━━━━━ Dataset entries ━━━━━
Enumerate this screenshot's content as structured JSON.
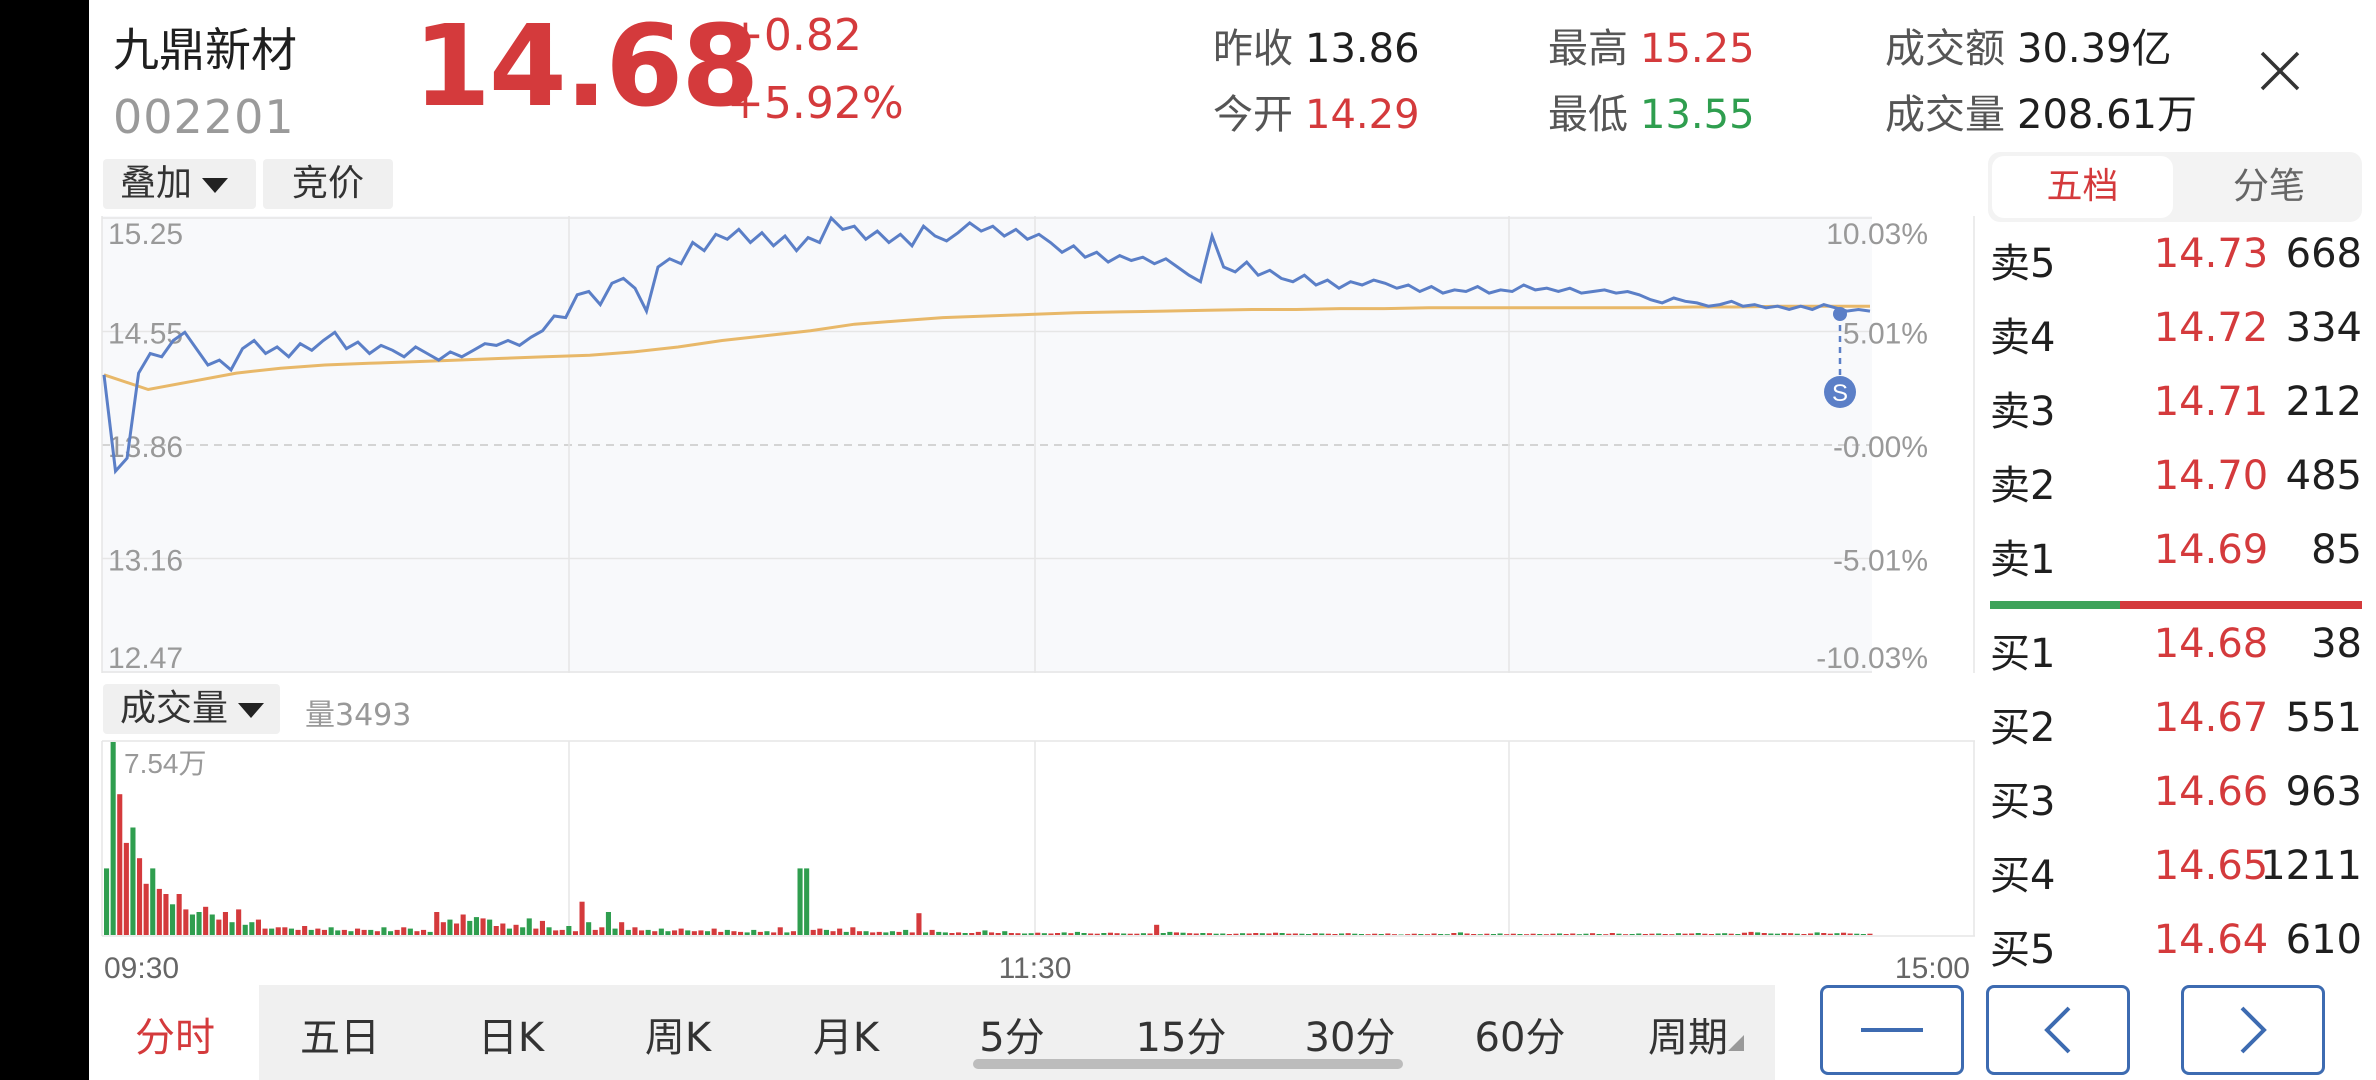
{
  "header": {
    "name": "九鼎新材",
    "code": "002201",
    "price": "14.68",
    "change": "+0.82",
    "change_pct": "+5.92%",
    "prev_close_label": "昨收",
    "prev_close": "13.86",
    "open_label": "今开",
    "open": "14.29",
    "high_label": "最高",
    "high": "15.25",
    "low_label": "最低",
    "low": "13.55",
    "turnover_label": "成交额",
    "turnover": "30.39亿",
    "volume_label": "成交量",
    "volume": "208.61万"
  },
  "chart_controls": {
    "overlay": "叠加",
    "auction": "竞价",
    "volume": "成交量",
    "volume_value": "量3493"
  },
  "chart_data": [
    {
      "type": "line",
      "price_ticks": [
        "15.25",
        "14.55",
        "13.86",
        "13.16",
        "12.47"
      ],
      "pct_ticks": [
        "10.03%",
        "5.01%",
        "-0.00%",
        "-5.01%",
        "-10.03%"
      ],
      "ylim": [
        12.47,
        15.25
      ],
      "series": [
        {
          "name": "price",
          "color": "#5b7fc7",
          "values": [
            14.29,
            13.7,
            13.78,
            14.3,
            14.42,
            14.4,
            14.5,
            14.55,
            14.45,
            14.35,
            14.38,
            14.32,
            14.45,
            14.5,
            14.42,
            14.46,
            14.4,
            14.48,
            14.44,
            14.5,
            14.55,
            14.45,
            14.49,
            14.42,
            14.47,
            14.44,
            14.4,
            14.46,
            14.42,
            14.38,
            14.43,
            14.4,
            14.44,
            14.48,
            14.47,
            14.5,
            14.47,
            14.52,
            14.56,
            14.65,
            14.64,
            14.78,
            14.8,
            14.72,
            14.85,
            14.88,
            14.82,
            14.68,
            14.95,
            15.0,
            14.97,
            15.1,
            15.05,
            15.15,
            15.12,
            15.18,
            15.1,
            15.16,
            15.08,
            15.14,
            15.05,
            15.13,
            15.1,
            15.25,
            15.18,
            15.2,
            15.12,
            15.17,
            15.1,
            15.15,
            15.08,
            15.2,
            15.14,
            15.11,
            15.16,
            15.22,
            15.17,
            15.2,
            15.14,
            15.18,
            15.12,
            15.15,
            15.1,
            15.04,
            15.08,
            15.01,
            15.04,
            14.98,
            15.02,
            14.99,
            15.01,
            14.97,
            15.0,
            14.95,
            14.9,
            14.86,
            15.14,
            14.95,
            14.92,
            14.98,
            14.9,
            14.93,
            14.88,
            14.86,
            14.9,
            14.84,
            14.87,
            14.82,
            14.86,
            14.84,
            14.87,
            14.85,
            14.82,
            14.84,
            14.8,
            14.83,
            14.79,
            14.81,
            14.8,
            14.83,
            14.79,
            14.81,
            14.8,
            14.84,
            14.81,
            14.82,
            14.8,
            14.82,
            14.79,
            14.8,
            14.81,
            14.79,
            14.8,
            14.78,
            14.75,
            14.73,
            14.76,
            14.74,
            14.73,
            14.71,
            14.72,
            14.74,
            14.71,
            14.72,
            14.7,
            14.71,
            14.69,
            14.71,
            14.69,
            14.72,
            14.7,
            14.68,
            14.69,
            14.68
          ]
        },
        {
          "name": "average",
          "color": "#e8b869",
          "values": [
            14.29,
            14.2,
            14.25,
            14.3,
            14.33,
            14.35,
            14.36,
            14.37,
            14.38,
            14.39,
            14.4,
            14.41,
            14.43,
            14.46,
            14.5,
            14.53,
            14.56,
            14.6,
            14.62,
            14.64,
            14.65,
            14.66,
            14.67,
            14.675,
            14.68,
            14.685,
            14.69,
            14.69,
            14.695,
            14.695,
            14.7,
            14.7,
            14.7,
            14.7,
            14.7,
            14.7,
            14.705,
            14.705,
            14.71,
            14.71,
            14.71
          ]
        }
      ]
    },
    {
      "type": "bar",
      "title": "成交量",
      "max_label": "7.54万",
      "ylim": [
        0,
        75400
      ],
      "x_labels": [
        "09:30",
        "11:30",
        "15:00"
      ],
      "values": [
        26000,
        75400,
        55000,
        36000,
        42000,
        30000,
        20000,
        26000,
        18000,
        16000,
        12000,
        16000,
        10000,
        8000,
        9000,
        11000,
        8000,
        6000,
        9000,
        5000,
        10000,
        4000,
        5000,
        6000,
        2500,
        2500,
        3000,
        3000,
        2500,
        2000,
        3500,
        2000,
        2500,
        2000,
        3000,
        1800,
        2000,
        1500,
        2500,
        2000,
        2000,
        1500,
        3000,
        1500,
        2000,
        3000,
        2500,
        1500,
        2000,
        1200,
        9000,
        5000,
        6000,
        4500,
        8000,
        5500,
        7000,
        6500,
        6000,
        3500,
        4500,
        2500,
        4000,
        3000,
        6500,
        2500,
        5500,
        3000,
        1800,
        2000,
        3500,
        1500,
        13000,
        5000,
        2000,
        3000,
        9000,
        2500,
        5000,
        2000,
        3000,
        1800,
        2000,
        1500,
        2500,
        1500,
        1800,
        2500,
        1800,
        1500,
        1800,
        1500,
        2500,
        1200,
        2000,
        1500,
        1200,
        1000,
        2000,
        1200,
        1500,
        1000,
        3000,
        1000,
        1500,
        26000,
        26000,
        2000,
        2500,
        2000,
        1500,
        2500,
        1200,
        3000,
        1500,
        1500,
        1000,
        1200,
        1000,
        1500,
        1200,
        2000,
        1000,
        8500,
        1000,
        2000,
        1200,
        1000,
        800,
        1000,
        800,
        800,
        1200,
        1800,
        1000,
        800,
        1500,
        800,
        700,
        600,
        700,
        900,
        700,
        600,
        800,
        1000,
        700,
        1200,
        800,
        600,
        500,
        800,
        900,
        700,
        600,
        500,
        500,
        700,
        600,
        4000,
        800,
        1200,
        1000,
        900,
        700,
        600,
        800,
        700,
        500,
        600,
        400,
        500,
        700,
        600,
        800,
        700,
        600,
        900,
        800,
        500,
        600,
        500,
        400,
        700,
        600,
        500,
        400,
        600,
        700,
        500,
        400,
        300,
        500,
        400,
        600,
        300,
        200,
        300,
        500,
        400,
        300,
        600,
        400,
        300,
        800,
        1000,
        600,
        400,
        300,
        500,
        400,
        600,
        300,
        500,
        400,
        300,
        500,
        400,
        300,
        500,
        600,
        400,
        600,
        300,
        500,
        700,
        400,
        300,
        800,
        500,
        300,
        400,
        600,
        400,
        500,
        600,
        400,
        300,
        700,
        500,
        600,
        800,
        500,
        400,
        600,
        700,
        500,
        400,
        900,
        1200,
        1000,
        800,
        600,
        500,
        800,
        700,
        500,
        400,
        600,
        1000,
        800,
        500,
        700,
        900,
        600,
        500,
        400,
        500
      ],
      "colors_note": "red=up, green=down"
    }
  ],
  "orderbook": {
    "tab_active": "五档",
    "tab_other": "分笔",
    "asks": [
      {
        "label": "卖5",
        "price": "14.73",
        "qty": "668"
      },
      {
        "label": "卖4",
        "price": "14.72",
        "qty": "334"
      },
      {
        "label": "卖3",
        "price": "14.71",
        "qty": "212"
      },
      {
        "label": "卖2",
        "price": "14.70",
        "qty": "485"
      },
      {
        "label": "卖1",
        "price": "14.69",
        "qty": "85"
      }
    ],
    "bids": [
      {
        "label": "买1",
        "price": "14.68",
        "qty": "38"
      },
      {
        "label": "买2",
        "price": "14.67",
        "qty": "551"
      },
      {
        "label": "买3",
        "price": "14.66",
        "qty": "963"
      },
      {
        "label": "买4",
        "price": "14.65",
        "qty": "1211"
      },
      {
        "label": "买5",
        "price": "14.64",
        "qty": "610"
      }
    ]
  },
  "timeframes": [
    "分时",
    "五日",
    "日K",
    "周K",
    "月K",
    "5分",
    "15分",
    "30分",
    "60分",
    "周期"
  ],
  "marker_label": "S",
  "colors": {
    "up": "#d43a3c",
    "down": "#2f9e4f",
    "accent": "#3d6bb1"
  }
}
━━━━━
━━━━━ Dataset entries ━━━━━
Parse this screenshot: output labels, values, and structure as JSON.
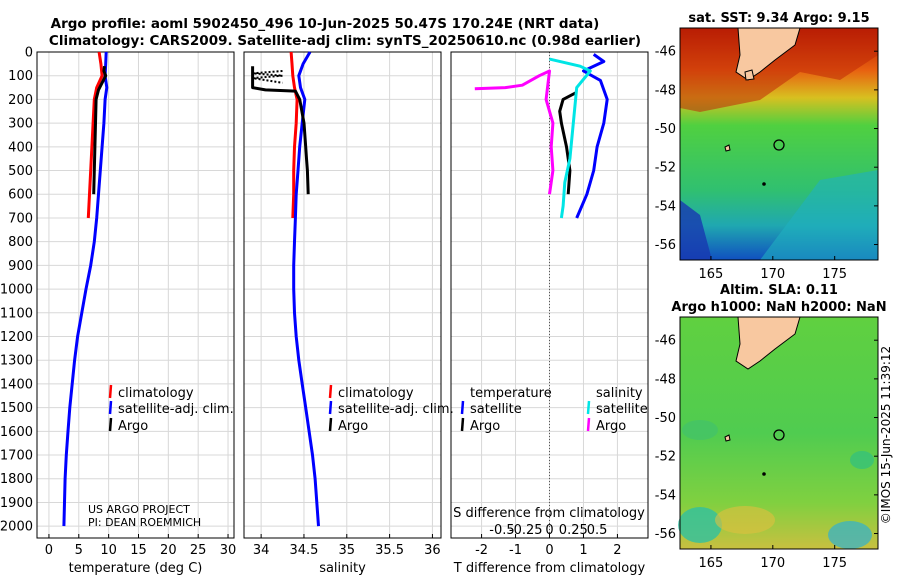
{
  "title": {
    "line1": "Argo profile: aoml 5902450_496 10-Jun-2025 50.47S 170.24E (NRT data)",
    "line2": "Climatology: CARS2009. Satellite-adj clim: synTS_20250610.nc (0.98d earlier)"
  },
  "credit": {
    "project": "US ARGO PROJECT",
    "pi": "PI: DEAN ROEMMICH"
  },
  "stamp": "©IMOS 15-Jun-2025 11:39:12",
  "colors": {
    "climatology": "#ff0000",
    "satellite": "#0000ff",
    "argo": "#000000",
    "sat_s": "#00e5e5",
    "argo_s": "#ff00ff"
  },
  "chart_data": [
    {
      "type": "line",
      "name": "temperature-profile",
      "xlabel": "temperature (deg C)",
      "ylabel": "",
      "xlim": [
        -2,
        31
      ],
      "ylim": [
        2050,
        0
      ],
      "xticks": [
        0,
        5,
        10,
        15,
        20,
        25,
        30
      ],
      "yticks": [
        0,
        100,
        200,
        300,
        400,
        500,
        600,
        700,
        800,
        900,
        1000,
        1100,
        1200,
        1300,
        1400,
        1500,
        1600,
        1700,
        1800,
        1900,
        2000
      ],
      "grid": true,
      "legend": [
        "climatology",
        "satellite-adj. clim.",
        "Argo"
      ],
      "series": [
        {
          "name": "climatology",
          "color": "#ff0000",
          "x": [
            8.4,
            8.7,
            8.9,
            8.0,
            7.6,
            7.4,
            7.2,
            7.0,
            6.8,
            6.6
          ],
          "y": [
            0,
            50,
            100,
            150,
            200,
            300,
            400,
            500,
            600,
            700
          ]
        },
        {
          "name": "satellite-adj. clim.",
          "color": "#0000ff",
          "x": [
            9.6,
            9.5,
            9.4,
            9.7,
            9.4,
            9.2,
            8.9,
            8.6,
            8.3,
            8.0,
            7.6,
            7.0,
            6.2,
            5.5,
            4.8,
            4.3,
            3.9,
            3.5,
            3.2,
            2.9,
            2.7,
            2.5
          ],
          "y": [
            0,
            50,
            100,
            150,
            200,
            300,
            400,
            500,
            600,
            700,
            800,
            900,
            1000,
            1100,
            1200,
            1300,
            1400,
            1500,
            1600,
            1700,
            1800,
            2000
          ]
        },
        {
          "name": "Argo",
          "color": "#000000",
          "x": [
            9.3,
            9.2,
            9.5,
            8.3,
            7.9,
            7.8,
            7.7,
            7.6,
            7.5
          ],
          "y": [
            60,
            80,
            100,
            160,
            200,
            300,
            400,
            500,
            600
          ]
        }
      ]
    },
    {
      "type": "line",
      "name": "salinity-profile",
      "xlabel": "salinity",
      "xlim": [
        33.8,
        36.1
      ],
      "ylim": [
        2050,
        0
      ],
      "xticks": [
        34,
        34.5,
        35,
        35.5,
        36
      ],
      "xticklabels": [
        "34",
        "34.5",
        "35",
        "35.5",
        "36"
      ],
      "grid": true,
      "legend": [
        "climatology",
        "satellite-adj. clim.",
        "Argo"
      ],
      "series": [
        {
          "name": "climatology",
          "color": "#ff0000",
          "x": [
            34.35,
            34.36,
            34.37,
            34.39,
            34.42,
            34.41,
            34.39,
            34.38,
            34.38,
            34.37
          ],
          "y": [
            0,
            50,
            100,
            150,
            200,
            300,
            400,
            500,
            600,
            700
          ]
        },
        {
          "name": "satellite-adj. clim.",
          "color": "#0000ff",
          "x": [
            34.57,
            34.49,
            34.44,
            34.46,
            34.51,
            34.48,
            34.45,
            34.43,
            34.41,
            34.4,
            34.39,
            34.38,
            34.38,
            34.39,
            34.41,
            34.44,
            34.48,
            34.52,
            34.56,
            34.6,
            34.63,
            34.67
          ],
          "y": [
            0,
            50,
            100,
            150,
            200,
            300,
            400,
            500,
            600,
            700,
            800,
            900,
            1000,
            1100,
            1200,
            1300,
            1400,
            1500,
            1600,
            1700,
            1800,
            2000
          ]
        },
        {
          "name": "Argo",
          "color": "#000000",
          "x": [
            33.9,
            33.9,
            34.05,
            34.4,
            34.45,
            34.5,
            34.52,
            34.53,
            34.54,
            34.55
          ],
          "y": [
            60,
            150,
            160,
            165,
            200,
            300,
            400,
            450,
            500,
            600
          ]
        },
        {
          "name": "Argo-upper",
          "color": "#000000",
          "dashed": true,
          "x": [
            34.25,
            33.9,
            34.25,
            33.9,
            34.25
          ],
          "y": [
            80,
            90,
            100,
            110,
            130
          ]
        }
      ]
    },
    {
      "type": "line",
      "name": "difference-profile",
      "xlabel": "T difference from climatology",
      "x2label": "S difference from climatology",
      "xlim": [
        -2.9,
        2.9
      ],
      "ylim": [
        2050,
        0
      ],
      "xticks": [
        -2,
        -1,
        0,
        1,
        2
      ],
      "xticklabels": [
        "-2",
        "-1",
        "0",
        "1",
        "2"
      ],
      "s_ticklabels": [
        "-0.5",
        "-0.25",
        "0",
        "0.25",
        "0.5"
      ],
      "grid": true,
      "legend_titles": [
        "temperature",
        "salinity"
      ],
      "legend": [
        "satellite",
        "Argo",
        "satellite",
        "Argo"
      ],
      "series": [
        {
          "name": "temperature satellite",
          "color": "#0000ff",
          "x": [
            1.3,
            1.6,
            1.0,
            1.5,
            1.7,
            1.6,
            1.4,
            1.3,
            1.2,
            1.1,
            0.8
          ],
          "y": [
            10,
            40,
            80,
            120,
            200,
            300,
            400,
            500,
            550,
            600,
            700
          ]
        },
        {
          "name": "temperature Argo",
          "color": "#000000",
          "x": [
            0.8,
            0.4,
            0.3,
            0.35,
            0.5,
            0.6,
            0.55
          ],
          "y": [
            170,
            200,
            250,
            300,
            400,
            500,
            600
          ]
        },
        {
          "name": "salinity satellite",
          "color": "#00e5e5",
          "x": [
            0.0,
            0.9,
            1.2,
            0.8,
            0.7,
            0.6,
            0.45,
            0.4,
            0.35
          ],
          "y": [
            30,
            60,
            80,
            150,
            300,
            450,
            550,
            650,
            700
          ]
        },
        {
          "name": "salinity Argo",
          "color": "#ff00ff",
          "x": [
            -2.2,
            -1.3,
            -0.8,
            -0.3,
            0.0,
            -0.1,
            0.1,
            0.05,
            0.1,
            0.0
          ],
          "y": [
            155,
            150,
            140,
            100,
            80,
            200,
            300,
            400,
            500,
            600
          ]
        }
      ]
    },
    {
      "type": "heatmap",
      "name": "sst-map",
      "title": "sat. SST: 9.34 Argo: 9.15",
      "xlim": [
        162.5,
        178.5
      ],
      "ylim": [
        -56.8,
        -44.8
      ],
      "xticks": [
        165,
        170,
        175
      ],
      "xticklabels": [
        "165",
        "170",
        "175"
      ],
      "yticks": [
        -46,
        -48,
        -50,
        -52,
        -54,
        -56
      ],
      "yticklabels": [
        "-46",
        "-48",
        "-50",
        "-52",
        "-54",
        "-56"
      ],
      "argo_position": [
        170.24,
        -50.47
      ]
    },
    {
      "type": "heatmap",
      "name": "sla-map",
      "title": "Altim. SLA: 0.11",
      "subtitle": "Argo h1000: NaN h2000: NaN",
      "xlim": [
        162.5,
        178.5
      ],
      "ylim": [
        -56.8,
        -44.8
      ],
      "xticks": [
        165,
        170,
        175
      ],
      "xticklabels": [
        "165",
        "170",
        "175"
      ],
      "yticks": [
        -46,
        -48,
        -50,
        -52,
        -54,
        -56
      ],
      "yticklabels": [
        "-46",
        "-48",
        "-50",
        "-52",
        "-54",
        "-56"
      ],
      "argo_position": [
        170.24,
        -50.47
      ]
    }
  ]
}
━━━━━
Pick out the lines that include the word "from" and write them out.

Solution for this exercise
      "xlabel": "T difference from climatology",
      "x2label": "S difference from climatology",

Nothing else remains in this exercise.